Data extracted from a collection
<<<<

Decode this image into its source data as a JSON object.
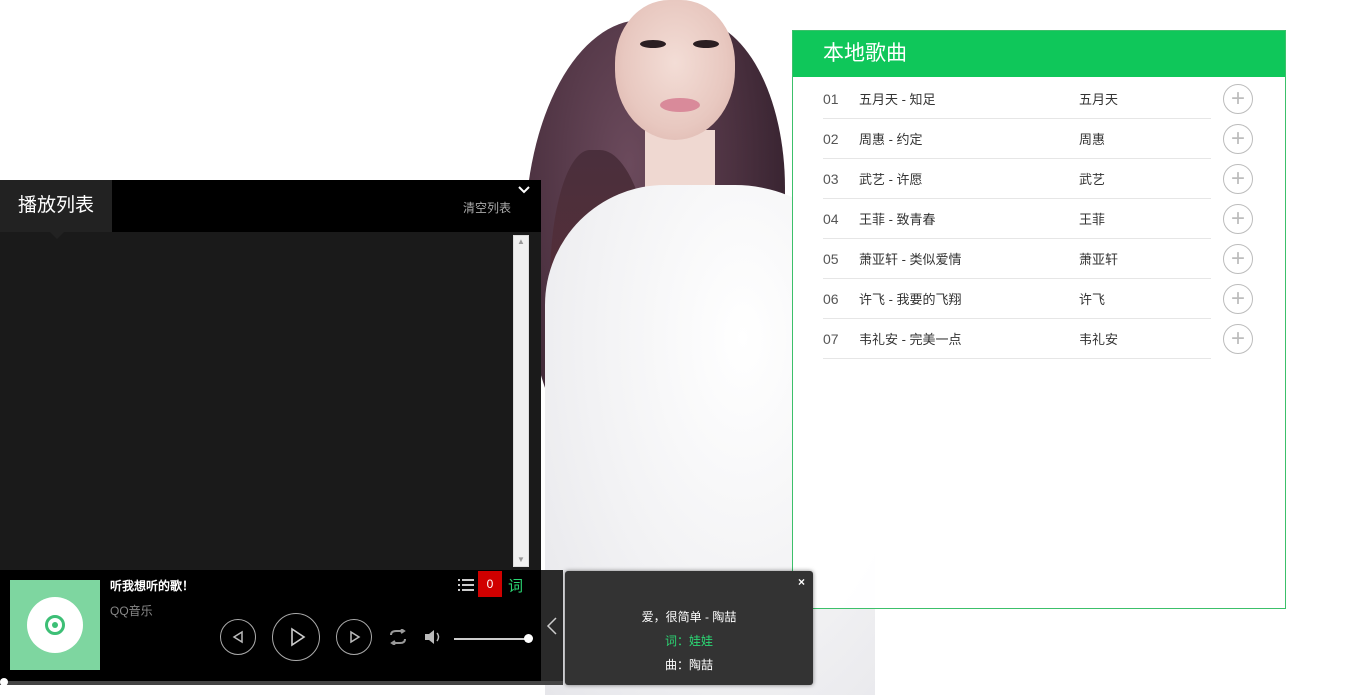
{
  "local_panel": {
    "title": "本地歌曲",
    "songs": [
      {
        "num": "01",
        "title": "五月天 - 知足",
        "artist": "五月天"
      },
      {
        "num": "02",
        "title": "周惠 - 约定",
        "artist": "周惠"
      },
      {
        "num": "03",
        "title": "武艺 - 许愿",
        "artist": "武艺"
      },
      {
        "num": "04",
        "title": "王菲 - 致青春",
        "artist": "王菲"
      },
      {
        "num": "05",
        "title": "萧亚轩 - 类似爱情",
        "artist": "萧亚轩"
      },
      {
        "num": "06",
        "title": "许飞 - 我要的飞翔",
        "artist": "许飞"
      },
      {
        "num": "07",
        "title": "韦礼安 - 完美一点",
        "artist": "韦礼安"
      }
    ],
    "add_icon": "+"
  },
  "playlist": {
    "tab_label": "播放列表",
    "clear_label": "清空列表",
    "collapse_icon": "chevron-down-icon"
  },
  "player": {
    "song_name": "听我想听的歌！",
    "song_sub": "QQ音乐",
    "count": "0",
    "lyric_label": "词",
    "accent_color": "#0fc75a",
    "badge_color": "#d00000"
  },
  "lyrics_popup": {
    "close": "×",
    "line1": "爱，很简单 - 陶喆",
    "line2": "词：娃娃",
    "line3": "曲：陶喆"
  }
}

>>>>

**WHAT YOU HAVE TO DO:**
Look for "artist" and pull out every line that has it.

**REPLY:**
        "artist": "五月天"
        "artist": "周惠"
        "artist": "武艺"
        "artist": "王菲"
        "artist": "萧亚轩"
        "artist": "许飞"
        "artist": "韦礼安"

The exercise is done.